◆ **Requirements**
In the copy, include every entry exactly but none of the pictures.

◆ **Extracted information**
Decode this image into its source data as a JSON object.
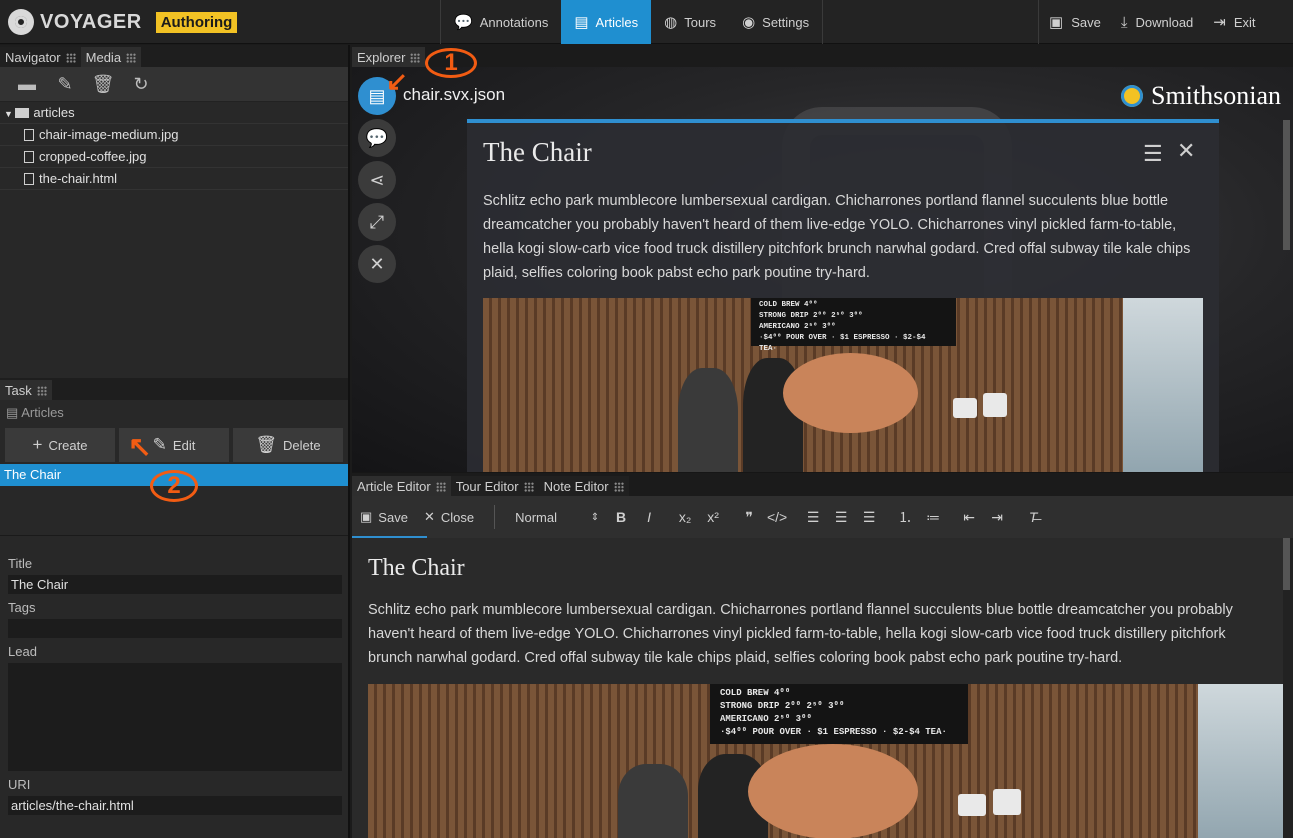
{
  "brand": {
    "name": "VOYAGER",
    "mode": "Authoring"
  },
  "nav_tabs": [
    {
      "label": "Annotations",
      "icon": "comment-icon"
    },
    {
      "label": "Articles",
      "icon": "file-icon",
      "active": true
    },
    {
      "label": "Tours",
      "icon": "globe-icon"
    },
    {
      "label": "Settings",
      "icon": "eye-icon"
    }
  ],
  "top_actions": {
    "save": "Save",
    "download": "Download",
    "exit": "Exit"
  },
  "left_tabs": {
    "navigator": "Navigator",
    "media": "Media"
  },
  "media_tree": {
    "folder": "articles",
    "files": [
      "chair-image-medium.jpg",
      "cropped-coffee.jpg",
      "the-chair.html"
    ]
  },
  "task": {
    "tab": "Task",
    "header": "Articles",
    "buttons": {
      "create": "Create",
      "edit": "Edit",
      "delete": "Delete"
    },
    "articles": [
      "The Chair"
    ]
  },
  "properties": {
    "title_label": "Title",
    "title_value": "The Chair",
    "tags_label": "Tags",
    "tags_value": "",
    "lead_label": "Lead",
    "lead_value": "",
    "uri_label": "URI",
    "uri_value": "articles/the-chair.html"
  },
  "explorer": {
    "tab": "Explorer",
    "file_title": "chair.svx.json",
    "logo_text": "Smithsonian",
    "article_title": "The Chair",
    "article_body": "Schlitz echo park mumblecore lumbersexual cardigan. Chicharrones portland flannel succulents blue bottle dreamcatcher you probably haven't heard of them live-edge YOLO. Chicharrones vinyl pickled farm-to-table, hella kogi slow-carb vice food truck distillery pitchfork brunch narwhal godard. Cred offal subway tile kale chips plaid, selfies coloring book pabst echo park poutine try-hard."
  },
  "menu_board": {
    "rows": [
      {
        "item": "COLD BREW",
        "prices": [
          "",
          "",
          "4⁰⁰"
        ]
      },
      {
        "item": "STRONG DRIP",
        "prices": [
          "2⁰⁰",
          "2⁵⁰",
          "3⁰⁰"
        ]
      },
      {
        "item": "AMERICANO",
        "prices": [
          "2⁵⁰",
          "",
          "3⁰⁰"
        ]
      }
    ],
    "footer": "·$4⁰⁰ POUR OVER · $1 ESPRESSO · $2-$4 TEA·"
  },
  "annotations": {
    "one": "1",
    "two": "2"
  },
  "editor_tabs": {
    "article": "Article Editor",
    "tour": "Tour Editor",
    "note": "Note Editor"
  },
  "editor_toolbar": {
    "save": "Save",
    "close": "Close",
    "format": "Normal"
  },
  "editor_doc": {
    "title": "The Chair",
    "body": "Schlitz echo park mumblecore lumbersexual cardigan. Chicharrones portland flannel succulents blue bottle dreamcatcher you probably haven't heard of them live-edge YOLO. Chicharrones vinyl pickled farm-to-table, hella kogi slow-carb vice food truck distillery pitchfork brunch narwhal godard. Cred offal subway tile kale chips plaid, selfies coloring book pabst echo park poutine try-hard."
  },
  "colors": {
    "accent": "#1f8fd0",
    "badge": "#f2c224",
    "annotation": "#f25c13"
  }
}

◆ **Finished answer**
Decode this image into its source data as a JSON object.
{
  "brand": {
    "name": "VOYAGER",
    "mode": "Authoring"
  },
  "nav_tabs": [
    {
      "label": "Annotations",
      "icon": "comment-icon"
    },
    {
      "label": "Articles",
      "icon": "file-icon",
      "active": true
    },
    {
      "label": "Tours",
      "icon": "globe-icon"
    },
    {
      "label": "Settings",
      "icon": "eye-icon"
    }
  ],
  "top_actions": {
    "save": "Save",
    "download": "Download",
    "exit": "Exit"
  },
  "left_tabs": {
    "navigator": "Navigator",
    "media": "Media"
  },
  "media_tree": {
    "folder": "articles",
    "files": [
      "chair-image-medium.jpg",
      "cropped-coffee.jpg",
      "the-chair.html"
    ]
  },
  "task": {
    "tab": "Task",
    "header": "Articles",
    "buttons": {
      "create": "Create",
      "edit": "Edit",
      "delete": "Delete"
    },
    "articles": [
      "The Chair"
    ]
  },
  "properties": {
    "title_label": "Title",
    "title_value": "The Chair",
    "tags_label": "Tags",
    "tags_value": "",
    "lead_label": "Lead",
    "lead_value": "",
    "uri_label": "URI",
    "uri_value": "articles/the-chair.html"
  },
  "explorer": {
    "tab": "Explorer",
    "file_title": "chair.svx.json",
    "logo_text": "Smithsonian",
    "article_title": "The Chair",
    "article_body": "Schlitz echo park mumblecore lumbersexual cardigan. Chicharrones portland flannel succulents blue bottle dreamcatcher you probably haven't heard of them live-edge YOLO. Chicharrones vinyl pickled farm-to-table, hella kogi slow-carb vice food truck distillery pitchfork brunch narwhal godard. Cred offal subway tile kale chips plaid, selfies coloring book pabst echo park poutine try-hard."
  },
  "menu_board": {
    "rows": [
      {
        "item": "COLD BREW",
        "prices": [
          "",
          "",
          "4⁰⁰"
        ]
      },
      {
        "item": "STRONG DRIP",
        "prices": [
          "2⁰⁰",
          "2⁵⁰",
          "3⁰⁰"
        ]
      },
      {
        "item": "AMERICANO",
        "prices": [
          "2⁵⁰",
          "",
          "3⁰⁰"
        ]
      }
    ],
    "footer": "·$4⁰⁰ POUR OVER · $1 ESPRESSO · $2-$4 TEA·"
  },
  "annotations": {
    "one": "1",
    "two": "2"
  },
  "editor_tabs": {
    "article": "Article Editor",
    "tour": "Tour Editor",
    "note": "Note Editor"
  },
  "editor_toolbar": {
    "save": "Save",
    "close": "Close",
    "format": "Normal"
  },
  "editor_doc": {
    "title": "The Chair",
    "body": "Schlitz echo park mumblecore lumbersexual cardigan. Chicharrones portland flannel succulents blue bottle dreamcatcher you probably haven't heard of them live-edge YOLO. Chicharrones vinyl pickled farm-to-table, hella kogi slow-carb vice food truck distillery pitchfork brunch narwhal godard. Cred offal subway tile kale chips plaid, selfies coloring book pabst echo park poutine try-hard."
  },
  "colors": {
    "accent": "#1f8fd0",
    "badge": "#f2c224",
    "annotation": "#f25c13"
  }
}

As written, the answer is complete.